## Task details
Omit all images, then return the remaining material exactly as it stands.

## Extracted data entries
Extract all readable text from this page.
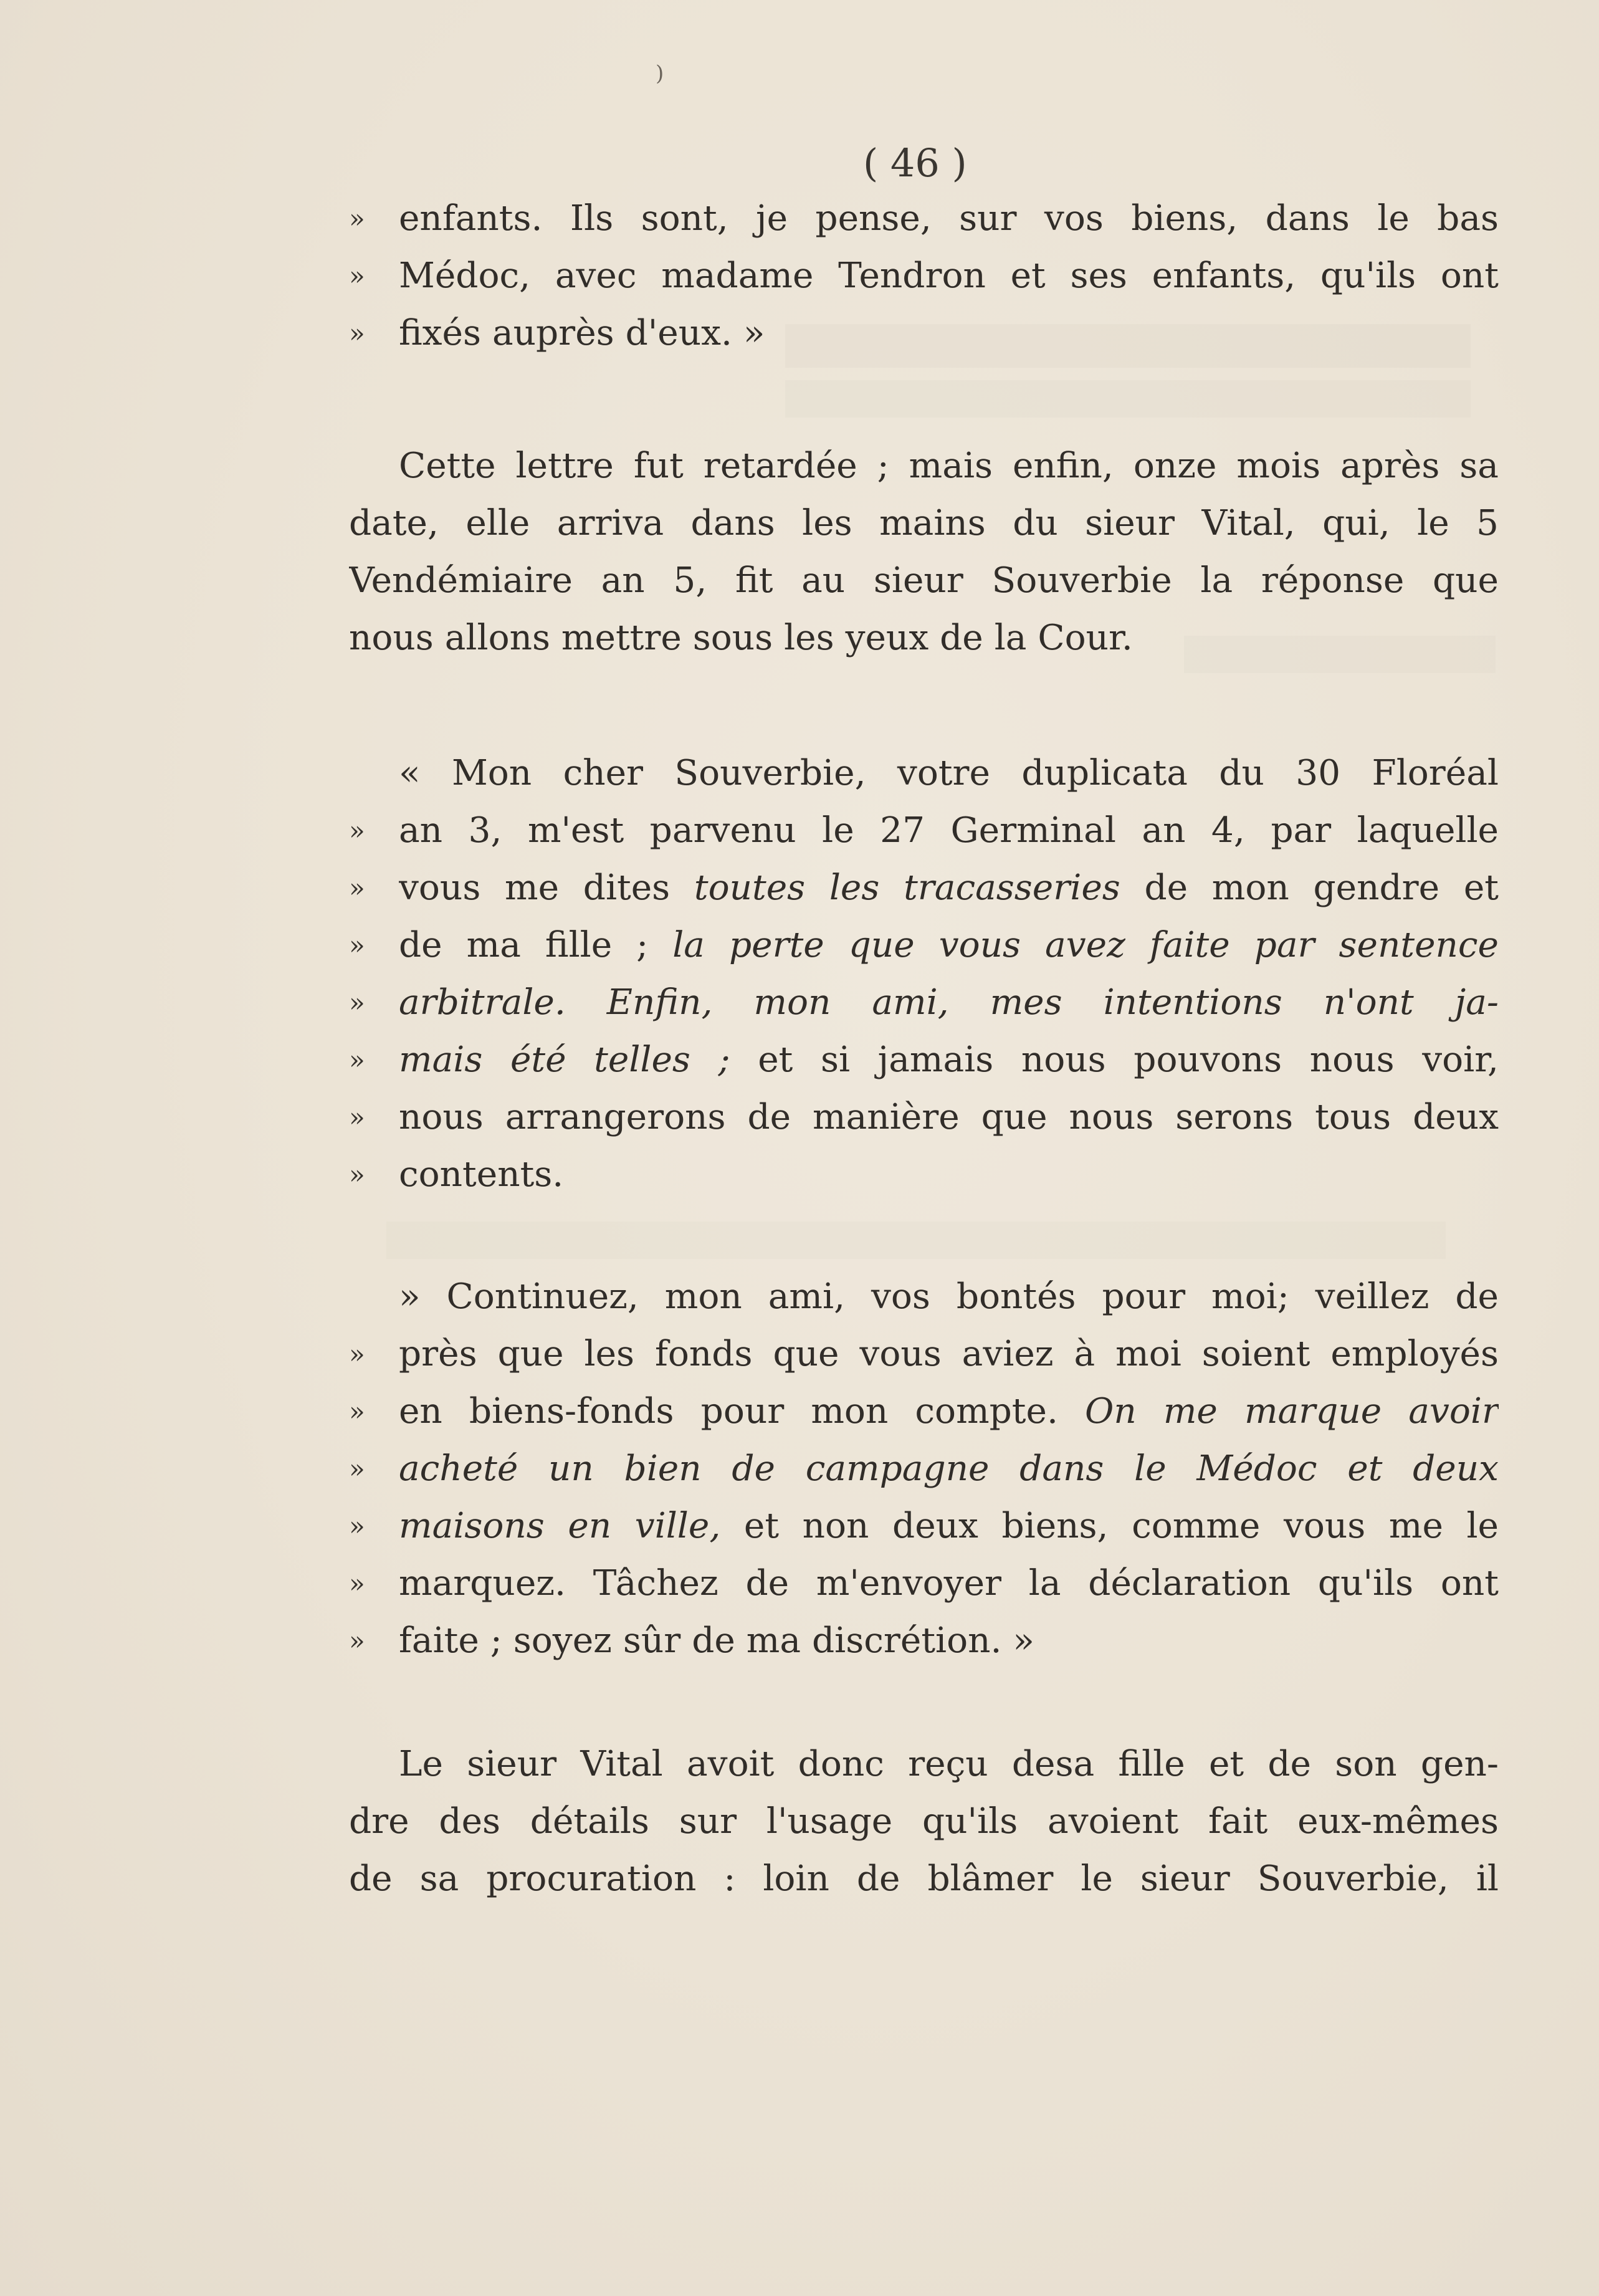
)
( 46 )
» enfants. Ils sont, je pense, sur vos biens, dans le bas
» Médoc, avec madame Tendron et ses enfants, qu'ils ont
» fixés auprès d'eux. »
Cette lettre fut retardée ; mais enfin, onze mois après sa
date, elle arriva dans les mains du sieur Vital, qui, le 5
Vendémiaire an 5, fit au sieur Souverbie la réponse que
nous allons mettre sous les yeux de la Cour.
« Mon cher Souverbie, votre duplicata du 30 Floréal
» an 3, m'est parvenu le 27 Germinal an 4, par laquelle
» vous me dites toutes les tracasseries de mon gendre et
» de ma fille ; la perte que vous avez faite par sentence
» arbitrale. Enfin, mon ami, mes intentions n'ont ja-
» mais été telles ; et si jamais nous pouvons nous voir,
» nous arrangerons de manière que nous serons tous deux
» contents.
» Continuez, mon ami, vos bontés pour moi; veillez de
» près que les fonds que vous aviez à moi soient employés
» en biens-fonds pour mon compte. On me marque avoir
» acheté un bien de campagne dans le Médoc et deux
» maisons en ville, et non deux biens, comme vous me le
» marquez. Tâchez de m'envoyer la déclaration qu'ils ont
» faite ; soyez sûr de ma discrétion. »
Le sieur Vital avoit donc reçu desa fille et de son gen-
dre des détails sur l'usage qu'ils avoient fait eux-mêmes
de sa procuration : loin de blâmer le sieur Souverbie, il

## Correct output
Extract all readable text from this page.
)
( 46 )
» enfants. Ils sont, je pense, sur vos biens, dans le bas
» Médoc, avec madame Tendron et ses enfants, qu'ils ont
» fixés auprès d'eux. »
Cette lettre fut retardée ; mais enfin, onze mois après sa
date, elle arriva dans les mains du sieur Vital, qui, le 5
Vendémiaire an 5, fit au sieur Souverbie la réponse que
nous allons mettre sous les yeux de la Cour.
« Mon cher Souverbie, votre duplicata du 30 Floréal
» an 3, m'est parvenu le 27 Germinal an 4, par laquelle
» vous me dites toutes les tracasseries de mon gendre et
» de ma fille ; la perte que vous avez faite par sentence
» arbitrale. Enfin, mon ami, mes intentions n'ont ja-
» mais été telles ; et si jamais nous pouvons nous voir,
» nous arrangerons de manière que nous serons tous deux
» contents.
» Continuez, mon ami, vos bontés pour moi; veillez de
» près que les fonds que vous aviez à moi soient employés
» en biens-fonds pour mon compte. On me marque avoir
» acheté un bien de campagne dans le Médoc et deux
» maisons en ville, et non deux biens, comme vous me le
» marquez. Tâchez de m'envoyer la déclaration qu'ils ont
» faite ; soyez sûr de ma discrétion. »
Le sieur Vital avoit donc reçu desa fille et de son gen-
dre des détails sur l'usage qu'ils avoient fait eux-mêmes
de sa procuration : loin de blâmer le sieur Souverbie, il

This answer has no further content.